[Collection entries]
○ ○ ○ ○

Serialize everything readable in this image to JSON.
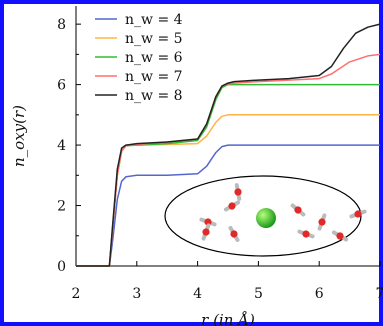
{
  "chart_data": {
    "type": "line",
    "xlabel": "r (in Å)",
    "ylabel": "n_oxy(r)",
    "xlim": [
      2,
      7
    ],
    "ylim": [
      0,
      8.6
    ],
    "x_ticks": [
      "2",
      "3",
      "4",
      "5",
      "6",
      "7"
    ],
    "y_ticks": [
      "0",
      "2",
      "4",
      "6",
      "8"
    ],
    "legend_position": "top-left",
    "series": [
      {
        "name": "n_w = 4",
        "color": "#5566cc",
        "x": [
          2.0,
          2.55,
          2.6,
          2.68,
          2.75,
          2.82,
          3.0,
          3.5,
          4.0,
          4.15,
          4.3,
          4.4,
          4.5,
          4.6,
          5.0,
          6.0,
          7.0
        ],
        "y": [
          0,
          0,
          0.8,
          2.2,
          2.8,
          2.95,
          3.0,
          3.0,
          3.05,
          3.3,
          3.75,
          3.95,
          4.0,
          4.0,
          4.0,
          4.0,
          4.0
        ]
      },
      {
        "name": "n_w = 5",
        "color": "#ffb347",
        "x": [
          2.0,
          2.55,
          2.6,
          2.68,
          2.75,
          2.82,
          3.0,
          3.5,
          4.0,
          4.15,
          4.3,
          4.4,
          4.5,
          4.6,
          5.0,
          6.0,
          7.0
        ],
        "y": [
          0,
          0,
          1.2,
          3.0,
          3.8,
          3.98,
          4.0,
          4.02,
          4.05,
          4.3,
          4.75,
          4.95,
          5.0,
          5.0,
          5.0,
          5.0,
          5.0
        ]
      },
      {
        "name": "n_w = 6",
        "color": "#33bb33",
        "x": [
          2.0,
          2.55,
          2.6,
          2.68,
          2.75,
          2.82,
          3.0,
          3.5,
          4.0,
          4.15,
          4.3,
          4.4,
          4.5,
          4.6,
          5.0,
          6.0,
          7.0
        ],
        "y": [
          0,
          0,
          1.2,
          3.0,
          3.8,
          3.98,
          4.0,
          4.05,
          4.15,
          4.6,
          5.5,
          5.9,
          6.0,
          6.0,
          6.0,
          6.0,
          6.0
        ]
      },
      {
        "name": "n_w = 7",
        "color": "#ff6f6f",
        "x": [
          2.0,
          2.55,
          2.6,
          2.68,
          2.75,
          2.82,
          3.0,
          3.5,
          4.0,
          4.15,
          4.3,
          4.4,
          4.5,
          4.6,
          5.0,
          5.5,
          6.0,
          6.2,
          6.5,
          6.8,
          7.0
        ],
        "y": [
          0,
          0,
          1.2,
          3.0,
          3.8,
          3.98,
          4.02,
          4.1,
          4.2,
          4.7,
          5.6,
          5.95,
          6.02,
          6.05,
          6.1,
          6.15,
          6.2,
          6.35,
          6.75,
          6.95,
          7.0
        ]
      },
      {
        "name": "n_w = 8",
        "color": "#222222",
        "x": [
          2.0,
          2.55,
          2.6,
          2.68,
          2.75,
          2.82,
          3.0,
          3.5,
          4.0,
          4.15,
          4.3,
          4.4,
          4.5,
          4.6,
          5.0,
          5.5,
          6.0,
          6.2,
          6.4,
          6.6,
          6.8,
          7.0
        ],
        "y": [
          0,
          0,
          1.3,
          3.2,
          3.9,
          4.0,
          4.05,
          4.1,
          4.2,
          4.7,
          5.6,
          5.95,
          6.05,
          6.1,
          6.15,
          6.2,
          6.3,
          6.6,
          7.2,
          7.7,
          7.9,
          8.0
        ]
      }
    ]
  }
}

○ ○ ○ ○

→ **What to produce**
Omit the images and transcribe all of the records above word for word.

→ **Result of the task**
Serialize everything readable in this image to JSON.
{
  "chart_data": {
    "type": "line",
    "xlabel": "r (in Å)",
    "ylabel": "n_oxy(r)",
    "xlim": [
      2,
      7
    ],
    "ylim": [
      0,
      8.6
    ],
    "x_ticks": [
      "2",
      "3",
      "4",
      "5",
      "6",
      "7"
    ],
    "y_ticks": [
      "0",
      "2",
      "4",
      "6",
      "8"
    ],
    "legend_position": "top-left",
    "series": [
      {
        "name": "n_w = 4",
        "color": "#5566cc",
        "x": [
          2.0,
          2.55,
          2.6,
          2.68,
          2.75,
          2.82,
          3.0,
          3.5,
          4.0,
          4.15,
          4.3,
          4.4,
          4.5,
          4.6,
          5.0,
          6.0,
          7.0
        ],
        "y": [
          0,
          0,
          0.8,
          2.2,
          2.8,
          2.95,
          3.0,
          3.0,
          3.05,
          3.3,
          3.75,
          3.95,
          4.0,
          4.0,
          4.0,
          4.0,
          4.0
        ]
      },
      {
        "name": "n_w = 5",
        "color": "#ffb347",
        "x": [
          2.0,
          2.55,
          2.6,
          2.68,
          2.75,
          2.82,
          3.0,
          3.5,
          4.0,
          4.15,
          4.3,
          4.4,
          4.5,
          4.6,
          5.0,
          6.0,
          7.0
        ],
        "y": [
          0,
          0,
          1.2,
          3.0,
          3.8,
          3.98,
          4.0,
          4.02,
          4.05,
          4.3,
          4.75,
          4.95,
          5.0,
          5.0,
          5.0,
          5.0,
          5.0
        ]
      },
      {
        "name": "n_w = 6",
        "color": "#33bb33",
        "x": [
          2.0,
          2.55,
          2.6,
          2.68,
          2.75,
          2.82,
          3.0,
          3.5,
          4.0,
          4.15,
          4.3,
          4.4,
          4.5,
          4.6,
          5.0,
          6.0,
          7.0
        ],
        "y": [
          0,
          0,
          1.2,
          3.0,
          3.8,
          3.98,
          4.0,
          4.05,
          4.15,
          4.6,
          5.5,
          5.9,
          6.0,
          6.0,
          6.0,
          6.0,
          6.0
        ]
      },
      {
        "name": "n_w = 7",
        "color": "#ff6f6f",
        "x": [
          2.0,
          2.55,
          2.6,
          2.68,
          2.75,
          2.82,
          3.0,
          3.5,
          4.0,
          4.15,
          4.3,
          4.4,
          4.5,
          4.6,
          5.0,
          5.5,
          6.0,
          6.2,
          6.5,
          6.8,
          7.0
        ],
        "y": [
          0,
          0,
          1.2,
          3.0,
          3.8,
          3.98,
          4.02,
          4.1,
          4.2,
          4.7,
          5.6,
          5.95,
          6.02,
          6.05,
          6.1,
          6.15,
          6.2,
          6.35,
          6.75,
          6.95,
          7.0
        ]
      },
      {
        "name": "n_w = 8",
        "color": "#222222",
        "x": [
          2.0,
          2.55,
          2.6,
          2.68,
          2.75,
          2.82,
          3.0,
          3.5,
          4.0,
          4.15,
          4.3,
          4.4,
          4.5,
          4.6,
          5.0,
          5.5,
          6.0,
          6.2,
          6.4,
          6.6,
          6.8,
          7.0
        ],
        "y": [
          0,
          0,
          1.3,
          3.2,
          3.9,
          4.0,
          4.05,
          4.1,
          4.2,
          4.7,
          5.6,
          5.95,
          6.05,
          6.1,
          6.15,
          6.2,
          6.3,
          6.6,
          7.2,
          7.7,
          7.9,
          8.0
        ]
      }
    ]
  }
}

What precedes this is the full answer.